_Problem to work on_.
Quote the records in full and leave their pictures out.

_Material for the task_.
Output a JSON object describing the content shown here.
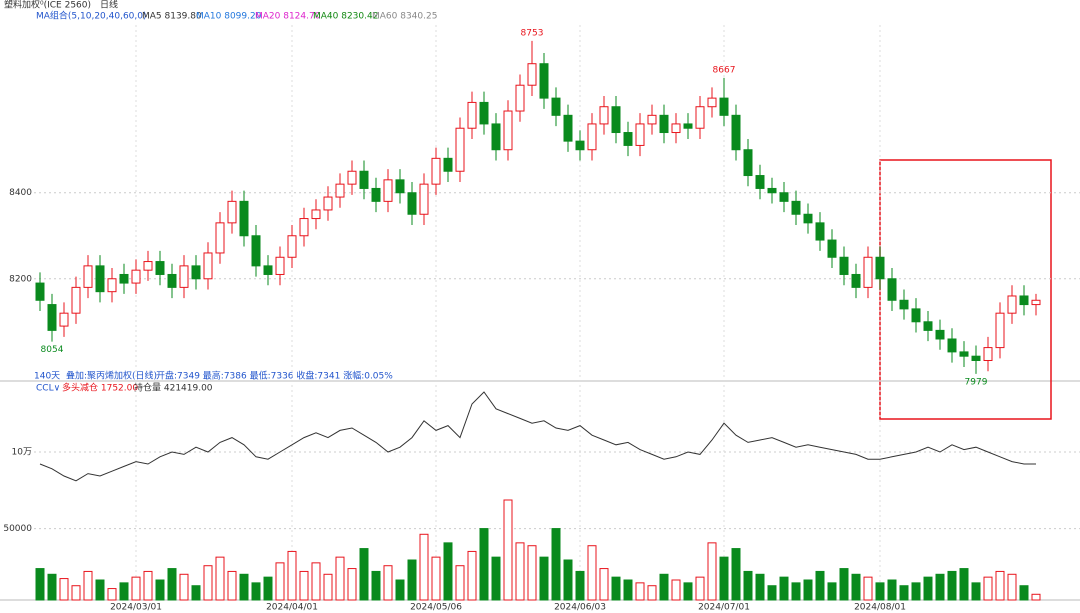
{
  "header": {
    "symbol": "塑料加权⁰(ICE 2560)",
    "period": "日线",
    "ma_group": "MA组合(5,10,20,40,60,0)",
    "ma": [
      "MA5 8139.80",
      "MA10 8099.20",
      "MA20 8124.70",
      "MA40 8230.42",
      "MA60 8340.25"
    ],
    "days": "140天",
    "overlay": "叠加:聚丙烯加权(日线)",
    "overlay_quote": "开盘:7349  最高:7386  最低:7336  收盘:7341  涨幅:0.05%",
    "indicator": "CCL∨",
    "oi_status": "多头减仓 1752.00",
    "oi_label": "持仓量 421419.00"
  },
  "chart_data": {
    "type": "candlestick",
    "categories": [
      null,
      null,
      null,
      null,
      null,
      null,
      null,
      null,
      "2024/03/01",
      null,
      null,
      null,
      null,
      null,
      null,
      null,
      null,
      null,
      null,
      null,
      null,
      "2024/04/01",
      null,
      null,
      null,
      null,
      null,
      null,
      null,
      null,
      null,
      null,
      null,
      "2024/05/06",
      null,
      null,
      null,
      null,
      null,
      null,
      null,
      null,
      null,
      null,
      null,
      "2024/06/03",
      null,
      null,
      null,
      null,
      null,
      null,
      null,
      null,
      null,
      null,
      null,
      "2024/07/01",
      null,
      null,
      null,
      null,
      null,
      null,
      null,
      null,
      null,
      null,
      null,
      null,
      "2024/08/01",
      null,
      null,
      null,
      null,
      null,
      null,
      null,
      null,
      null,
      null,
      null,
      null,
      null
    ],
    "open": [
      8190,
      8140,
      8090,
      8120,
      8180,
      8230,
      8170,
      8210,
      8190,
      8220,
      8240,
      8210,
      8180,
      8230,
      8200,
      8260,
      8330,
      8380,
      8300,
      8230,
      8210,
      8250,
      8300,
      8340,
      8360,
      8390,
      8420,
      8450,
      8410,
      8380,
      8430,
      8400,
      8350,
      8420,
      8480,
      8450,
      8550,
      8610,
      8560,
      8500,
      8590,
      8650,
      8700,
      8620,
      8580,
      8520,
      8500,
      8560,
      8600,
      8540,
      8510,
      8560,
      8580,
      8540,
      8560,
      8550,
      8600,
      8620,
      8580,
      8500,
      8440,
      8410,
      8400,
      8380,
      8350,
      8330,
      8290,
      8250,
      8210,
      8180,
      8250,
      8200,
      8150,
      8130,
      8100,
      8080,
      8060,
      8030,
      8020,
      8010,
      8040,
      8120,
      8160,
      8140
    ],
    "high": [
      8215,
      8165,
      8145,
      8205,
      8255,
      8255,
      8225,
      8235,
      8245,
      8265,
      8265,
      8235,
      8255,
      8255,
      8285,
      8355,
      8405,
      8405,
      8325,
      8255,
      8275,
      8325,
      8365,
      8385,
      8415,
      8445,
      8475,
      8475,
      8435,
      8455,
      8455,
      8425,
      8445,
      8505,
      8505,
      8575,
      8635,
      8635,
      8585,
      8615,
      8675,
      8753,
      8725,
      8645,
      8605,
      8545,
      8585,
      8625,
      8625,
      8565,
      8585,
      8605,
      8605,
      8585,
      8585,
      8625,
      8645,
      8667,
      8605,
      8525,
      8465,
      8435,
      8425,
      8405,
      8375,
      8355,
      8315,
      8275,
      8235,
      8275,
      8275,
      8225,
      8175,
      8155,
      8125,
      8105,
      8085,
      8055,
      8045,
      8065,
      8145,
      8185,
      8185,
      8165
    ],
    "low": [
      8125,
      8054,
      8065,
      8095,
      8155,
      8145,
      8145,
      8165,
      8165,
      8195,
      8185,
      8155,
      8155,
      8175,
      8175,
      8235,
      8305,
      8275,
      8205,
      8185,
      8185,
      8225,
      8275,
      8315,
      8335,
      8365,
      8395,
      8385,
      8355,
      8355,
      8375,
      8325,
      8325,
      8395,
      8425,
      8425,
      8525,
      8535,
      8475,
      8475,
      8565,
      8625,
      8595,
      8555,
      8495,
      8475,
      8475,
      8535,
      8515,
      8485,
      8485,
      8535,
      8515,
      8515,
      8525,
      8525,
      8575,
      8555,
      8475,
      8415,
      8385,
      8375,
      8355,
      8325,
      8305,
      8265,
      8225,
      8185,
      8155,
      8155,
      8175,
      8125,
      8105,
      8075,
      8055,
      8035,
      8005,
      7995,
      7979,
      7985,
      8015,
      8095,
      8115,
      8115
    ],
    "close": [
      8150,
      8080,
      8120,
      8180,
      8230,
      8170,
      8200,
      8190,
      8220,
      8240,
      8210,
      8180,
      8230,
      8200,
      8260,
      8330,
      8380,
      8300,
      8230,
      8210,
      8250,
      8300,
      8340,
      8360,
      8390,
      8420,
      8450,
      8410,
      8380,
      8430,
      8400,
      8350,
      8420,
      8480,
      8450,
      8550,
      8610,
      8560,
      8500,
      8590,
      8650,
      8700,
      8620,
      8580,
      8520,
      8500,
      8560,
      8600,
      8540,
      8510,
      8560,
      8580,
      8540,
      8560,
      8550,
      8600,
      8620,
      8580,
      8500,
      8440,
      8410,
      8400,
      8380,
      8350,
      8330,
      8290,
      8250,
      8210,
      8180,
      8250,
      8200,
      8150,
      8130,
      8100,
      8080,
      8060,
      8030,
      8020,
      8010,
      8040,
      8120,
      8160,
      8140,
      8150
    ],
    "open_interest": [
      90000,
      86000,
      80000,
      76000,
      82000,
      80000,
      84000,
      88000,
      92000,
      90000,
      96000,
      100000,
      98000,
      104000,
      100000,
      108000,
      112000,
      106000,
      96000,
      94000,
      100000,
      106000,
      112000,
      116000,
      112000,
      118000,
      120000,
      114000,
      108000,
      100000,
      104000,
      112000,
      126000,
      118000,
      122000,
      112000,
      140000,
      150000,
      136000,
      132000,
      128000,
      124000,
      126000,
      120000,
      118000,
      122000,
      114000,
      110000,
      106000,
      108000,
      102000,
      98000,
      94000,
      96000,
      100000,
      98000,
      110000,
      124000,
      114000,
      108000,
      110000,
      112000,
      108000,
      104000,
      106000,
      104000,
      102000,
      100000,
      98000,
      94000,
      94000,
      96000,
      98000,
      100000,
      104000,
      100000,
      106000,
      102000,
      104000,
      100000,
      96000,
      92000,
      90000,
      90000
    ],
    "volume": [
      22000,
      18000,
      15000,
      10000,
      20000,
      14000,
      8000,
      12000,
      16000,
      20000,
      14000,
      22000,
      18000,
      10000,
      24000,
      30000,
      20000,
      18000,
      12000,
      16000,
      26000,
      34000,
      20000,
      26000,
      18000,
      30000,
      22000,
      36000,
      20000,
      24000,
      14000,
      28000,
      46000,
      30000,
      40000,
      24000,
      34000,
      50000,
      30000,
      70000,
      40000,
      38000,
      30000,
      50000,
      28000,
      20000,
      38000,
      22000,
      16000,
      14000,
      12000,
      10000,
      18000,
      14000,
      12000,
      16000,
      40000,
      30000,
      36000,
      20000,
      18000,
      10000,
      16000,
      12000,
      14000,
      20000,
      12000,
      22000,
      18000,
      16000,
      12000,
      14000,
      10000,
      12000,
      16000,
      18000,
      20000,
      22000,
      12000,
      16000,
      20000,
      18000,
      10000,
      4000
    ],
    "ylim": [
      7960,
      8790
    ],
    "yticks": [
      8200,
      8400
    ],
    "oilim": [
      60000,
      160000
    ],
    "oiticks": [
      {
        "value": 100000,
        "label": "10万"
      }
    ],
    "vollim": [
      0,
      70000
    ],
    "volticks": [
      50000
    ],
    "up_color": "#e8141c",
    "down_color": "#0a8a1e",
    "line_color": "#333333",
    "grid": true
  }
}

_Solution for this problem_.
Output a JSON object describing the content shown here.
{
  "header": {
    "symbol": "塑料加权⁰(ICE 2560)",
    "period": "日线",
    "ma_group": "MA组合(5,10,20,40,60,0)",
    "ma": [
      "MA5 8139.80",
      "MA10 8099.20",
      "MA20 8124.70",
      "MA40 8230.42",
      "MA60 8340.25"
    ],
    "days": "140天",
    "overlay": "叠加:聚丙烯加权(日线)",
    "overlay_quote": "开盘:7349  最高:7386  最低:7336  收盘:7341  涨幅:0.05%",
    "indicator": "CCL∨",
    "oi_status": "多头减仓 1752.00",
    "oi_label": "持仓量 421419.00"
  },
  "chart_data": {
    "type": "candlestick",
    "categories": [
      null,
      null,
      null,
      null,
      null,
      null,
      null,
      null,
      "2024/03/01",
      null,
      null,
      null,
      null,
      null,
      null,
      null,
      null,
      null,
      null,
      null,
      null,
      "2024/04/01",
      null,
      null,
      null,
      null,
      null,
      null,
      null,
      null,
      null,
      null,
      null,
      "2024/05/06",
      null,
      null,
      null,
      null,
      null,
      null,
      null,
      null,
      null,
      null,
      null,
      "2024/06/03",
      null,
      null,
      null,
      null,
      null,
      null,
      null,
      null,
      null,
      null,
      null,
      "2024/07/01",
      null,
      null,
      null,
      null,
      null,
      null,
      null,
      null,
      null,
      null,
      null,
      null,
      "2024/08/01",
      null,
      null,
      null,
      null,
      null,
      null,
      null,
      null,
      null,
      null,
      null,
      null,
      null
    ],
    "open": [
      8190,
      8140,
      8090,
      8120,
      8180,
      8230,
      8170,
      8210,
      8190,
      8220,
      8240,
      8210,
      8180,
      8230,
      8200,
      8260,
      8330,
      8380,
      8300,
      8230,
      8210,
      8250,
      8300,
      8340,
      8360,
      8390,
      8420,
      8450,
      8410,
      8380,
      8430,
      8400,
      8350,
      8420,
      8480,
      8450,
      8550,
      8610,
      8560,
      8500,
      8590,
      8650,
      8700,
      8620,
      8580,
      8520,
      8500,
      8560,
      8600,
      8540,
      8510,
      8560,
      8580,
      8540,
      8560,
      8550,
      8600,
      8620,
      8580,
      8500,
      8440,
      8410,
      8400,
      8380,
      8350,
      8330,
      8290,
      8250,
      8210,
      8180,
      8250,
      8200,
      8150,
      8130,
      8100,
      8080,
      8060,
      8030,
      8020,
      8010,
      8040,
      8120,
      8160,
      8140
    ],
    "high": [
      8215,
      8165,
      8145,
      8205,
      8255,
      8255,
      8225,
      8235,
      8245,
      8265,
      8265,
      8235,
      8255,
      8255,
      8285,
      8355,
      8405,
      8405,
      8325,
      8255,
      8275,
      8325,
      8365,
      8385,
      8415,
      8445,
      8475,
      8475,
      8435,
      8455,
      8455,
      8425,
      8445,
      8505,
      8505,
      8575,
      8635,
      8635,
      8585,
      8615,
      8675,
      8753,
      8725,
      8645,
      8605,
      8545,
      8585,
      8625,
      8625,
      8565,
      8585,
      8605,
      8605,
      8585,
      8585,
      8625,
      8645,
      8667,
      8605,
      8525,
      8465,
      8435,
      8425,
      8405,
      8375,
      8355,
      8315,
      8275,
      8235,
      8275,
      8275,
      8225,
      8175,
      8155,
      8125,
      8105,
      8085,
      8055,
      8045,
      8065,
      8145,
      8185,
      8185,
      8165
    ],
    "low": [
      8125,
      8054,
      8065,
      8095,
      8155,
      8145,
      8145,
      8165,
      8165,
      8195,
      8185,
      8155,
      8155,
      8175,
      8175,
      8235,
      8305,
      8275,
      8205,
      8185,
      8185,
      8225,
      8275,
      8315,
      8335,
      8365,
      8395,
      8385,
      8355,
      8355,
      8375,
      8325,
      8325,
      8395,
      8425,
      8425,
      8525,
      8535,
      8475,
      8475,
      8565,
      8625,
      8595,
      8555,
      8495,
      8475,
      8475,
      8535,
      8515,
      8485,
      8485,
      8535,
      8515,
      8515,
      8525,
      8525,
      8575,
      8555,
      8475,
      8415,
      8385,
      8375,
      8355,
      8325,
      8305,
      8265,
      8225,
      8185,
      8155,
      8155,
      8175,
      8125,
      8105,
      8075,
      8055,
      8035,
      8005,
      7995,
      7979,
      7985,
      8015,
      8095,
      8115,
      8115
    ],
    "close": [
      8150,
      8080,
      8120,
      8180,
      8230,
      8170,
      8200,
      8190,
      8220,
      8240,
      8210,
      8180,
      8230,
      8200,
      8260,
      8330,
      8380,
      8300,
      8230,
      8210,
      8250,
      8300,
      8340,
      8360,
      8390,
      8420,
      8450,
      8410,
      8380,
      8430,
      8400,
      8350,
      8420,
      8480,
      8450,
      8550,
      8610,
      8560,
      8500,
      8590,
      8650,
      8700,
      8620,
      8580,
      8520,
      8500,
      8560,
      8600,
      8540,
      8510,
      8560,
      8580,
      8540,
      8560,
      8550,
      8600,
      8620,
      8580,
      8500,
      8440,
      8410,
      8400,
      8380,
      8350,
      8330,
      8290,
      8250,
      8210,
      8180,
      8250,
      8200,
      8150,
      8130,
      8100,
      8080,
      8060,
      8030,
      8020,
      8010,
      8040,
      8120,
      8160,
      8140,
      8150
    ],
    "open_interest": [
      90000,
      86000,
      80000,
      76000,
      82000,
      80000,
      84000,
      88000,
      92000,
      90000,
      96000,
      100000,
      98000,
      104000,
      100000,
      108000,
      112000,
      106000,
      96000,
      94000,
      100000,
      106000,
      112000,
      116000,
      112000,
      118000,
      120000,
      114000,
      108000,
      100000,
      104000,
      112000,
      126000,
      118000,
      122000,
      112000,
      140000,
      150000,
      136000,
      132000,
      128000,
      124000,
      126000,
      120000,
      118000,
      122000,
      114000,
      110000,
      106000,
      108000,
      102000,
      98000,
      94000,
      96000,
      100000,
      98000,
      110000,
      124000,
      114000,
      108000,
      110000,
      112000,
      108000,
      104000,
      106000,
      104000,
      102000,
      100000,
      98000,
      94000,
      94000,
      96000,
      98000,
      100000,
      104000,
      100000,
      106000,
      102000,
      104000,
      100000,
      96000,
      92000,
      90000,
      90000
    ],
    "volume": [
      22000,
      18000,
      15000,
      10000,
      20000,
      14000,
      8000,
      12000,
      16000,
      20000,
      14000,
      22000,
      18000,
      10000,
      24000,
      30000,
      20000,
      18000,
      12000,
      16000,
      26000,
      34000,
      20000,
      26000,
      18000,
      30000,
      22000,
      36000,
      20000,
      24000,
      14000,
      28000,
      46000,
      30000,
      40000,
      24000,
      34000,
      50000,
      30000,
      70000,
      40000,
      38000,
      30000,
      50000,
      28000,
      20000,
      38000,
      22000,
      16000,
      14000,
      12000,
      10000,
      18000,
      14000,
      12000,
      16000,
      40000,
      30000,
      36000,
      20000,
      18000,
      10000,
      16000,
      12000,
      14000,
      20000,
      12000,
      22000,
      18000,
      16000,
      12000,
      14000,
      10000,
      12000,
      16000,
      18000,
      20000,
      22000,
      12000,
      16000,
      20000,
      18000,
      10000,
      4000
    ],
    "ylim": [
      7960,
      8790
    ],
    "yticks": [
      8200,
      8400
    ],
    "oilim": [
      60000,
      160000
    ],
    "oiticks": [
      {
        "value": 100000,
        "label": "10万"
      }
    ],
    "vollim": [
      0,
      70000
    ],
    "volticks": [
      50000
    ],
    "up_color": "#e8141c",
    "down_color": "#0a8a1e",
    "line_color": "#333333",
    "grid": true
  }
}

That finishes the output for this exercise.